Copy all lines below containing "بورس".

(Source records)
....

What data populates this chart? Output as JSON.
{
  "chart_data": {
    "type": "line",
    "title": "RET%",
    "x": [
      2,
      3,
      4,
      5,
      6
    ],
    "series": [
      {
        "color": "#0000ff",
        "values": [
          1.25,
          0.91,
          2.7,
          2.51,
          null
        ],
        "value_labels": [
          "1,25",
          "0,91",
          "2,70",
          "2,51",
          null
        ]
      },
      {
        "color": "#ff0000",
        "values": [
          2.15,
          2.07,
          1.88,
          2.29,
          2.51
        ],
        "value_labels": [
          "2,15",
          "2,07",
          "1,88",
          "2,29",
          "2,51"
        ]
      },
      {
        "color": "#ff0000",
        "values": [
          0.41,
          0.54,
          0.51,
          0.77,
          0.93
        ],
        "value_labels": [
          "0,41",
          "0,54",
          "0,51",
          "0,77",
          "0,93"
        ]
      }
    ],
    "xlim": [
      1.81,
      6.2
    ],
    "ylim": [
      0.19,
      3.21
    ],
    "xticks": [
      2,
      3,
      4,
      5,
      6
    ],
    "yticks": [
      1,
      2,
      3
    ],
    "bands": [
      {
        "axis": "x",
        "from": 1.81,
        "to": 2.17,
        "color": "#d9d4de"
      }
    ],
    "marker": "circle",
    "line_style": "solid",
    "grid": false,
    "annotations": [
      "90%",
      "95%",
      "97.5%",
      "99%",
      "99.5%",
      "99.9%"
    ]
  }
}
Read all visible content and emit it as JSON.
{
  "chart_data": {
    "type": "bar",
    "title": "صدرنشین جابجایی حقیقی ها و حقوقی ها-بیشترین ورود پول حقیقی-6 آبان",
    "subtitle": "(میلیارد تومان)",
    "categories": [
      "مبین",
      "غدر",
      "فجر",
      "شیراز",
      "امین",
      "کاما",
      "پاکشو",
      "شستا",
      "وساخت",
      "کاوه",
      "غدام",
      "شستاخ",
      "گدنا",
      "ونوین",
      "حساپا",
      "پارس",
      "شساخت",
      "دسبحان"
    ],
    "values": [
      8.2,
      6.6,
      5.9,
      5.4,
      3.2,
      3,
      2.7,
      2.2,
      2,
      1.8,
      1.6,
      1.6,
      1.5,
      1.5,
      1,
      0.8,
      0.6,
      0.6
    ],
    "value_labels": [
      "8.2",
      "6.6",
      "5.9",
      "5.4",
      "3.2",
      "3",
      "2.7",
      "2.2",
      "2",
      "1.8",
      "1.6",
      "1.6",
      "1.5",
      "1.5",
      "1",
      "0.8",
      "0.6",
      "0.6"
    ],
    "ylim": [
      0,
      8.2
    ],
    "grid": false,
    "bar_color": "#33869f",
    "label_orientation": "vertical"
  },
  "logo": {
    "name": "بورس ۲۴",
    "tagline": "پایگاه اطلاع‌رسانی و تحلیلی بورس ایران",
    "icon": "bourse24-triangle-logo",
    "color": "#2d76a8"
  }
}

....

SOLUTION FOR THIS PROBLEM —
    "name": "بورس ۲۴",
    "tagline": "پایگاه اطلاع‌رسانی و تحلیلی بورس ایران",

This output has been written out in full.